→ **LISTED ENTRIES**:
* START *

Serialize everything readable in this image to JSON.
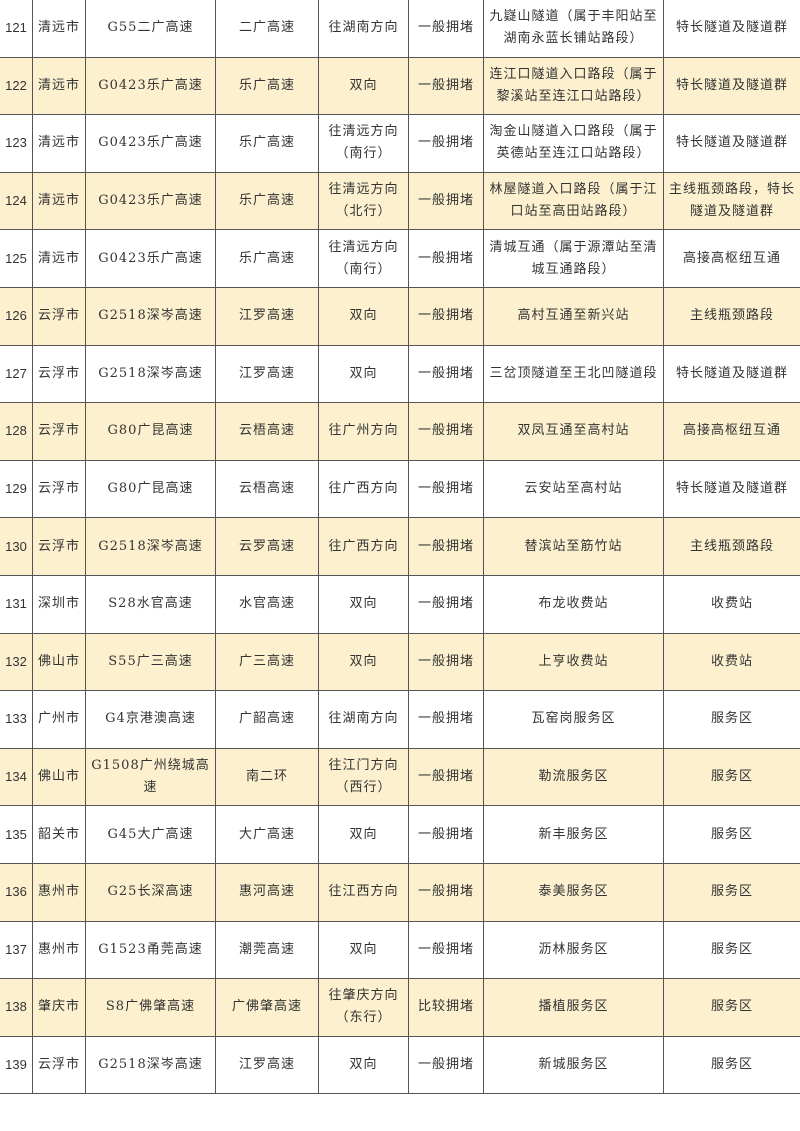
{
  "highlight_color": "#fcf0cf",
  "rows": [
    {
      "no": "121",
      "city": "清远市",
      "road": "G55二广高速",
      "name": "二广高速",
      "dir": "往湖南方向",
      "level": "一般拥堵",
      "loc": "九嶷山隧道（属于丰阳站至湖南永蓝长铺站路段）",
      "type": "特长隧道及隧道群"
    },
    {
      "no": "122",
      "city": "清远市",
      "road": "G0423乐广高速",
      "name": "乐广高速",
      "dir": "双向",
      "level": "一般拥堵",
      "loc": "连江口隧道入口路段（属于黎溪站至连江口站路段）",
      "type": "特长隧道及隧道群"
    },
    {
      "no": "123",
      "city": "清远市",
      "road": "G0423乐广高速",
      "name": "乐广高速",
      "dir": "往清远方向（南行）",
      "level": "一般拥堵",
      "loc": "淘金山隧道入口路段（属于英德站至连江口站路段）",
      "type": "特长隧道及隧道群"
    },
    {
      "no": "124",
      "city": "清远市",
      "road": "G0423乐广高速",
      "name": "乐广高速",
      "dir": "往清远方向（北行）",
      "level": "一般拥堵",
      "loc": "林屋隧道入口路段（属于江口站至高田站路段）",
      "type": "主线瓶颈路段，特长隧道及隧道群"
    },
    {
      "no": "125",
      "city": "清远市",
      "road": "G0423乐广高速",
      "name": "乐广高速",
      "dir": "往清远方向（南行）",
      "level": "一般拥堵",
      "loc": "清城互通（属于源潭站至清城互通路段）",
      "type": "高接高枢纽互通"
    },
    {
      "no": "126",
      "city": "云浮市",
      "road": "G2518深岑高速",
      "name": "江罗高速",
      "dir": "双向",
      "level": "一般拥堵",
      "loc": "高村互通至新兴站",
      "type": "主线瓶颈路段"
    },
    {
      "no": "127",
      "city": "云浮市",
      "road": "G2518深岑高速",
      "name": "江罗高速",
      "dir": "双向",
      "level": "一般拥堵",
      "loc": "三岔顶隧道至王北凹隧道段",
      "type": "特长隧道及隧道群"
    },
    {
      "no": "128",
      "city": "云浮市",
      "road": "G80广昆高速",
      "name": "云梧高速",
      "dir": "往广州方向",
      "level": "一般拥堵",
      "loc": "双凤互通至高村站",
      "type": "高接高枢纽互通"
    },
    {
      "no": "129",
      "city": "云浮市",
      "road": "G80广昆高速",
      "name": "云梧高速",
      "dir": "往广西方向",
      "level": "一般拥堵",
      "loc": "云安站至高村站",
      "type": "特长隧道及隧道群"
    },
    {
      "no": "130",
      "city": "云浮市",
      "road": "G2518深岑高速",
      "name": "云罗高速",
      "dir": "往广西方向",
      "level": "一般拥堵",
      "loc": "替滨站至筋竹站",
      "type": "主线瓶颈路段"
    },
    {
      "no": "131",
      "city": "深圳市",
      "road": "S28水官高速",
      "name": "水官高速",
      "dir": "双向",
      "level": "一般拥堵",
      "loc": "布龙收费站",
      "type": "收费站"
    },
    {
      "no": "132",
      "city": "佛山市",
      "road": "S55广三高速",
      "name": "广三高速",
      "dir": "双向",
      "level": "一般拥堵",
      "loc": "上亨收费站",
      "type": "收费站"
    },
    {
      "no": "133",
      "city": "广州市",
      "road": "G4京港澳高速",
      "name": "广韶高速",
      "dir": "往湖南方向",
      "level": "一般拥堵",
      "loc": "瓦窑岗服务区",
      "type": "服务区"
    },
    {
      "no": "134",
      "city": "佛山市",
      "road": "G1508广州绕城高速",
      "name": "南二环",
      "dir": "往江门方向（西行）",
      "level": "一般拥堵",
      "loc": "勒流服务区",
      "type": "服务区"
    },
    {
      "no": "135",
      "city": "韶关市",
      "road": "G45大广高速",
      "name": "大广高速",
      "dir": "双向",
      "level": "一般拥堵",
      "loc": "新丰服务区",
      "type": "服务区"
    },
    {
      "no": "136",
      "city": "惠州市",
      "road": "G25长深高速",
      "name": "惠河高速",
      "dir": "往江西方向",
      "level": "一般拥堵",
      "loc": "泰美服务区",
      "type": "服务区"
    },
    {
      "no": "137",
      "city": "惠州市",
      "road": "G1523甬莞高速",
      "name": "潮莞高速",
      "dir": "双向",
      "level": "一般拥堵",
      "loc": "沥林服务区",
      "type": "服务区"
    },
    {
      "no": "138",
      "city": "肇庆市",
      "road": "S8广佛肇高速",
      "name": "广佛肇高速",
      "dir": "往肇庆方向（东行）",
      "level": "比较拥堵",
      "loc": "播植服务区",
      "type": "服务区"
    },
    {
      "no": "139",
      "city": "云浮市",
      "road": "G2518深岑高速",
      "name": "江罗高速",
      "dir": "双向",
      "level": "一般拥堵",
      "loc": "新城服务区",
      "type": "服务区"
    }
  ]
}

* END *

Every line above should be repeated exactly; pictures stay out of the copy.

→ **RESULT BELOW**:
Serialize everything readable in this image to JSON.
{
  "highlight_color": "#fcf0cf",
  "rows": [
    {
      "no": "121",
      "city": "清远市",
      "road": "G55二广高速",
      "name": "二广高速",
      "dir": "往湖南方向",
      "level": "一般拥堵",
      "loc": "九嶷山隧道（属于丰阳站至湖南永蓝长铺站路段）",
      "type": "特长隧道及隧道群"
    },
    {
      "no": "122",
      "city": "清远市",
      "road": "G0423乐广高速",
      "name": "乐广高速",
      "dir": "双向",
      "level": "一般拥堵",
      "loc": "连江口隧道入口路段（属于黎溪站至连江口站路段）",
      "type": "特长隧道及隧道群"
    },
    {
      "no": "123",
      "city": "清远市",
      "road": "G0423乐广高速",
      "name": "乐广高速",
      "dir": "往清远方向（南行）",
      "level": "一般拥堵",
      "loc": "淘金山隧道入口路段（属于英德站至连江口站路段）",
      "type": "特长隧道及隧道群"
    },
    {
      "no": "124",
      "city": "清远市",
      "road": "G0423乐广高速",
      "name": "乐广高速",
      "dir": "往清远方向（北行）",
      "level": "一般拥堵",
      "loc": "林屋隧道入口路段（属于江口站至高田站路段）",
      "type": "主线瓶颈路段，特长隧道及隧道群"
    },
    {
      "no": "125",
      "city": "清远市",
      "road": "G0423乐广高速",
      "name": "乐广高速",
      "dir": "往清远方向（南行）",
      "level": "一般拥堵",
      "loc": "清城互通（属于源潭站至清城互通路段）",
      "type": "高接高枢纽互通"
    },
    {
      "no": "126",
      "city": "云浮市",
      "road": "G2518深岑高速",
      "name": "江罗高速",
      "dir": "双向",
      "level": "一般拥堵",
      "loc": "高村互通至新兴站",
      "type": "主线瓶颈路段"
    },
    {
      "no": "127",
      "city": "云浮市",
      "road": "G2518深岑高速",
      "name": "江罗高速",
      "dir": "双向",
      "level": "一般拥堵",
      "loc": "三岔顶隧道至王北凹隧道段",
      "type": "特长隧道及隧道群"
    },
    {
      "no": "128",
      "city": "云浮市",
      "road": "G80广昆高速",
      "name": "云梧高速",
      "dir": "往广州方向",
      "level": "一般拥堵",
      "loc": "双凤互通至高村站",
      "type": "高接高枢纽互通"
    },
    {
      "no": "129",
      "city": "云浮市",
      "road": "G80广昆高速",
      "name": "云梧高速",
      "dir": "往广西方向",
      "level": "一般拥堵",
      "loc": "云安站至高村站",
      "type": "特长隧道及隧道群"
    },
    {
      "no": "130",
      "city": "云浮市",
      "road": "G2518深岑高速",
      "name": "云罗高速",
      "dir": "往广西方向",
      "level": "一般拥堵",
      "loc": "替滨站至筋竹站",
      "type": "主线瓶颈路段"
    },
    {
      "no": "131",
      "city": "深圳市",
      "road": "S28水官高速",
      "name": "水官高速",
      "dir": "双向",
      "level": "一般拥堵",
      "loc": "布龙收费站",
      "type": "收费站"
    },
    {
      "no": "132",
      "city": "佛山市",
      "road": "S55广三高速",
      "name": "广三高速",
      "dir": "双向",
      "level": "一般拥堵",
      "loc": "上亨收费站",
      "type": "收费站"
    },
    {
      "no": "133",
      "city": "广州市",
      "road": "G4京港澳高速",
      "name": "广韶高速",
      "dir": "往湖南方向",
      "level": "一般拥堵",
      "loc": "瓦窑岗服务区",
      "type": "服务区"
    },
    {
      "no": "134",
      "city": "佛山市",
      "road": "G1508广州绕城高速",
      "name": "南二环",
      "dir": "往江门方向（西行）",
      "level": "一般拥堵",
      "loc": "勒流服务区",
      "type": "服务区"
    },
    {
      "no": "135",
      "city": "韶关市",
      "road": "G45大广高速",
      "name": "大广高速",
      "dir": "双向",
      "level": "一般拥堵",
      "loc": "新丰服务区",
      "type": "服务区"
    },
    {
      "no": "136",
      "city": "惠州市",
      "road": "G25长深高速",
      "name": "惠河高速",
      "dir": "往江西方向",
      "level": "一般拥堵",
      "loc": "泰美服务区",
      "type": "服务区"
    },
    {
      "no": "137",
      "city": "惠州市",
      "road": "G1523甬莞高速",
      "name": "潮莞高速",
      "dir": "双向",
      "level": "一般拥堵",
      "loc": "沥林服务区",
      "type": "服务区"
    },
    {
      "no": "138",
      "city": "肇庆市",
      "road": "S8广佛肇高速",
      "name": "广佛肇高速",
      "dir": "往肇庆方向（东行）",
      "level": "比较拥堵",
      "loc": "播植服务区",
      "type": "服务区"
    },
    {
      "no": "139",
      "city": "云浮市",
      "road": "G2518深岑高速",
      "name": "江罗高速",
      "dir": "双向",
      "level": "一般拥堵",
      "loc": "新城服务区",
      "type": "服务区"
    }
  ]
}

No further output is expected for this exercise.